*Exercise goal*.
Using the listing below, copy every line that mentions "this".

*Listed records*.

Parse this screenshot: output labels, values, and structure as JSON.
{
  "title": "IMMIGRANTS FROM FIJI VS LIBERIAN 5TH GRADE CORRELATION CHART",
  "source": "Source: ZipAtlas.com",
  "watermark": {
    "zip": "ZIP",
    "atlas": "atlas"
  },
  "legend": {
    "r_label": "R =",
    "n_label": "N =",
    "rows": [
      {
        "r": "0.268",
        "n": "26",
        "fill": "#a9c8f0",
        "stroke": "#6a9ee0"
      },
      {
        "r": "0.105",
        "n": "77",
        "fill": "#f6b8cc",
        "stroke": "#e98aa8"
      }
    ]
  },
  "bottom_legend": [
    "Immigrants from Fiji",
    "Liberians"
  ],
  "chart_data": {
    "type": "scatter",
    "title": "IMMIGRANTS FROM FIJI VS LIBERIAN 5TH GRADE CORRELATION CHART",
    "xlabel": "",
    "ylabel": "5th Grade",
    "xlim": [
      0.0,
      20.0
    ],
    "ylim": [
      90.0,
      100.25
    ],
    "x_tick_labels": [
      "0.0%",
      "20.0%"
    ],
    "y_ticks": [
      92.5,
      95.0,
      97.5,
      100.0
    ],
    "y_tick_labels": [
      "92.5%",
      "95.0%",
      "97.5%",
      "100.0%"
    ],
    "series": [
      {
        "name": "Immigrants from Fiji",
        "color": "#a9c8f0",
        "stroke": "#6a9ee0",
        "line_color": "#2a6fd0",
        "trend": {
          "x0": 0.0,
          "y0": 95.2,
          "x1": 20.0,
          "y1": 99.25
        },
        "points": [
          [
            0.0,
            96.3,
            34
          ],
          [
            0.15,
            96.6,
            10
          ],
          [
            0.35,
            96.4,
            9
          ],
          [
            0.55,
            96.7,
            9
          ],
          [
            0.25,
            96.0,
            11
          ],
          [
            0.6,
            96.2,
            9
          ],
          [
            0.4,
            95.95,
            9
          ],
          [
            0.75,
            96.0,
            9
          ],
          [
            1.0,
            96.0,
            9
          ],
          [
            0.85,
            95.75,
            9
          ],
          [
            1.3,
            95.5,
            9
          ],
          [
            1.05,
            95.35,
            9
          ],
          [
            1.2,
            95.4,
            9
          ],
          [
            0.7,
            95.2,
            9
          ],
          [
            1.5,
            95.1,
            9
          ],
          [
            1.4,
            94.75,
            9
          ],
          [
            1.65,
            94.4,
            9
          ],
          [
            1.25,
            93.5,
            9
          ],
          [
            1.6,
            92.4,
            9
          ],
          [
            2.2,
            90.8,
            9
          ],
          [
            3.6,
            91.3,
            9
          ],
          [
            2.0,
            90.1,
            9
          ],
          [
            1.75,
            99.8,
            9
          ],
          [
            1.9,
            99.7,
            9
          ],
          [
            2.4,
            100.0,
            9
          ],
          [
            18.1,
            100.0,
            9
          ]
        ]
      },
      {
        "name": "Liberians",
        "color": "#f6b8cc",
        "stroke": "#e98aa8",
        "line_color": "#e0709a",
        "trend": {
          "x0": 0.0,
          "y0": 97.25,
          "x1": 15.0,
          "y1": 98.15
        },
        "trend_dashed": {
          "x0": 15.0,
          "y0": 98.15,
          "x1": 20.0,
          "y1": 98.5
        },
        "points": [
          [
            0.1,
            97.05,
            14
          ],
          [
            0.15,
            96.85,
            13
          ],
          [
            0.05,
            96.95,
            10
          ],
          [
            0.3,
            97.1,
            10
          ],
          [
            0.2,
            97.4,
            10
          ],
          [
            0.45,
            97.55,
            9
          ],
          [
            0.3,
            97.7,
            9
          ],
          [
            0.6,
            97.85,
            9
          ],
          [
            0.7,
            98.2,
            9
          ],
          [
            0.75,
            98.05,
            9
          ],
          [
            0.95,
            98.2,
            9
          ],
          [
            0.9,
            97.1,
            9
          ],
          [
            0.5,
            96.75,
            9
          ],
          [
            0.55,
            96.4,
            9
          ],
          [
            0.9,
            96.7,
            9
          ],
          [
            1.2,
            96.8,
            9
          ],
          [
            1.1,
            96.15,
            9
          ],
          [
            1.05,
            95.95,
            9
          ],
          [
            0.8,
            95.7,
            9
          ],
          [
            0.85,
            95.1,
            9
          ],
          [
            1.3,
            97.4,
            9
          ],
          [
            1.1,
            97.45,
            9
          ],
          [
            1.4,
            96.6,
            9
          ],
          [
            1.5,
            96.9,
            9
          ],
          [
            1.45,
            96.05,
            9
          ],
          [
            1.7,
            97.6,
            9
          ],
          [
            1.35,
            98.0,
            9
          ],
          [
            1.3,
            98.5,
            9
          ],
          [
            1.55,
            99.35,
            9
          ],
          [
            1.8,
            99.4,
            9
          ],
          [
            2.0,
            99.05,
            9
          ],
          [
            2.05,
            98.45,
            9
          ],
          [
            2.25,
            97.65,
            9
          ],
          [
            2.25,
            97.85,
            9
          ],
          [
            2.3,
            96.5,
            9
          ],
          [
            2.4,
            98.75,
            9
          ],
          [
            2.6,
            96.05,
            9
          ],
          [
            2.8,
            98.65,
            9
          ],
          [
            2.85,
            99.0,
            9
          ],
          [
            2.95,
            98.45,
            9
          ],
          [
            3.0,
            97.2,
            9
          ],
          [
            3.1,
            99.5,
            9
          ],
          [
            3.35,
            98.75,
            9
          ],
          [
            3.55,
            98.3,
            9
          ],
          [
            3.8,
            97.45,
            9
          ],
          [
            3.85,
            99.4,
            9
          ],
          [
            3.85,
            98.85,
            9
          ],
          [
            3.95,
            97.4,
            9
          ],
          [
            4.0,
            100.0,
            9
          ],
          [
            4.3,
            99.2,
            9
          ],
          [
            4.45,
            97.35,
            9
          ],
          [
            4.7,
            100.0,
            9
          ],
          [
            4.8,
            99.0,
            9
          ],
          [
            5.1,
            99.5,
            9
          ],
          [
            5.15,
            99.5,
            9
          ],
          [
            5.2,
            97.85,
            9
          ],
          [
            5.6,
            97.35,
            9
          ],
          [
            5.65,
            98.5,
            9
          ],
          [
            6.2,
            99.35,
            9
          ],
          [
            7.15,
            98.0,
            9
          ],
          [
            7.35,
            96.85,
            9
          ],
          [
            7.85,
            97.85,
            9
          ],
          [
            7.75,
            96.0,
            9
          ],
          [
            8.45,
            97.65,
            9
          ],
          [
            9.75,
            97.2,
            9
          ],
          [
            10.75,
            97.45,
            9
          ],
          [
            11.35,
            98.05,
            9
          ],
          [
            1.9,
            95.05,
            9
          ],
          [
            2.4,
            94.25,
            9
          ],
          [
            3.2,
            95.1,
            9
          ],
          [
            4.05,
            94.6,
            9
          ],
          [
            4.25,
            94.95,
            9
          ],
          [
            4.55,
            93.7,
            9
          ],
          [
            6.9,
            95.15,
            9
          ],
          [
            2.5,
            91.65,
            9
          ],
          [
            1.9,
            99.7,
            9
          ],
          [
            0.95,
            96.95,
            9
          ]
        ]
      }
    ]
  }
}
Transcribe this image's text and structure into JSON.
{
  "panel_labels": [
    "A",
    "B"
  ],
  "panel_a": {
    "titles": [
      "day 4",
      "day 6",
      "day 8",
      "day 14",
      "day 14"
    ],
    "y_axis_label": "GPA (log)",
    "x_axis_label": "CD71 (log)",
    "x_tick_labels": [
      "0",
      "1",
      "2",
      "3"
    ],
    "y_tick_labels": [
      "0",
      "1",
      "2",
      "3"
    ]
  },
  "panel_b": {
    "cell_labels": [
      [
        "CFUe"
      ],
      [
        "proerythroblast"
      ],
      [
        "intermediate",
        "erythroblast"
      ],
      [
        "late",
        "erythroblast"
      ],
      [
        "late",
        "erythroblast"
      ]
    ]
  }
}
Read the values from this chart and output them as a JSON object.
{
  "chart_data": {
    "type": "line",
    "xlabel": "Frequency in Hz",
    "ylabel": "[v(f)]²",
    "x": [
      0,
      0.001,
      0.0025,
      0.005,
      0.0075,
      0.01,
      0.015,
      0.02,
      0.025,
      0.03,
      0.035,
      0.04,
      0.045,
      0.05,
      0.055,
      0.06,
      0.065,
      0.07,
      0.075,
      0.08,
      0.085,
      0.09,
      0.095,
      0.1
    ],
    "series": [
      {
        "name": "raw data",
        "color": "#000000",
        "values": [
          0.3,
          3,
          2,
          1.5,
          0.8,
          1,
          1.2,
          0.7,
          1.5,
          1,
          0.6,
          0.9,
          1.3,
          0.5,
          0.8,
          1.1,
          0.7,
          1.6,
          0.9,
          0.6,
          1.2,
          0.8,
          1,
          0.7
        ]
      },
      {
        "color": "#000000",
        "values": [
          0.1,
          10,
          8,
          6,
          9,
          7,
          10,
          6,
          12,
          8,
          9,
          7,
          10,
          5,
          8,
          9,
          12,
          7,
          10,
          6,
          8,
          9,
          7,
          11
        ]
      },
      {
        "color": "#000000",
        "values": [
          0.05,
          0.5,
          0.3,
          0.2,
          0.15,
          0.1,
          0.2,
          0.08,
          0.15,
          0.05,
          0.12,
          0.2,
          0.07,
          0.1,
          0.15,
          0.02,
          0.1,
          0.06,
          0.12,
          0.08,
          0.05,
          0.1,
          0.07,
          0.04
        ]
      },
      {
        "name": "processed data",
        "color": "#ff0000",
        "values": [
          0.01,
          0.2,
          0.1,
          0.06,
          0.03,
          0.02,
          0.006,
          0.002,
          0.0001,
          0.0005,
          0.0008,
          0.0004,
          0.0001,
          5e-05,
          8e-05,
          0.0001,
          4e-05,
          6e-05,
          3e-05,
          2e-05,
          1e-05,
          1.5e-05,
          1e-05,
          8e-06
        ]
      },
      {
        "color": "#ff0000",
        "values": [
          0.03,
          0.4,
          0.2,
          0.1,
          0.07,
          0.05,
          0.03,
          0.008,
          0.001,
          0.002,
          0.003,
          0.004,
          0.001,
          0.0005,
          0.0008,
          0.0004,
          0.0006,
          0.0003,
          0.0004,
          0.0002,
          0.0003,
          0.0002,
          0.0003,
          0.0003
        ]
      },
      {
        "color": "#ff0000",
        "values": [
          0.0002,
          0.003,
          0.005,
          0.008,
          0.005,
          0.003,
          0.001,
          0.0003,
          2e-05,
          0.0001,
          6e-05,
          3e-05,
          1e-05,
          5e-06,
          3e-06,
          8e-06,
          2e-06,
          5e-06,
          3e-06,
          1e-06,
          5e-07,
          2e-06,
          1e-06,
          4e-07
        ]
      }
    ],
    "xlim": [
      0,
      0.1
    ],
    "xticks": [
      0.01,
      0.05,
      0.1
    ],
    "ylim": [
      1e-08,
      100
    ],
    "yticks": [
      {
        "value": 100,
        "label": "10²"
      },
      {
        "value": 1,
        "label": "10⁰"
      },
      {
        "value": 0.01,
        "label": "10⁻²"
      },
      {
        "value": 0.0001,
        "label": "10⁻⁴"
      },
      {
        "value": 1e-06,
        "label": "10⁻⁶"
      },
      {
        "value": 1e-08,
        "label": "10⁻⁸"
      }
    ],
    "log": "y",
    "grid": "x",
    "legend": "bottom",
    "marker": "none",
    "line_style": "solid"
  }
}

*Written response*.
Parse this screenshot: output labels, values, and structure as JSON.
Transcribe this image's text and structure into JSON.
Read the values from this chart and output them as a JSON object.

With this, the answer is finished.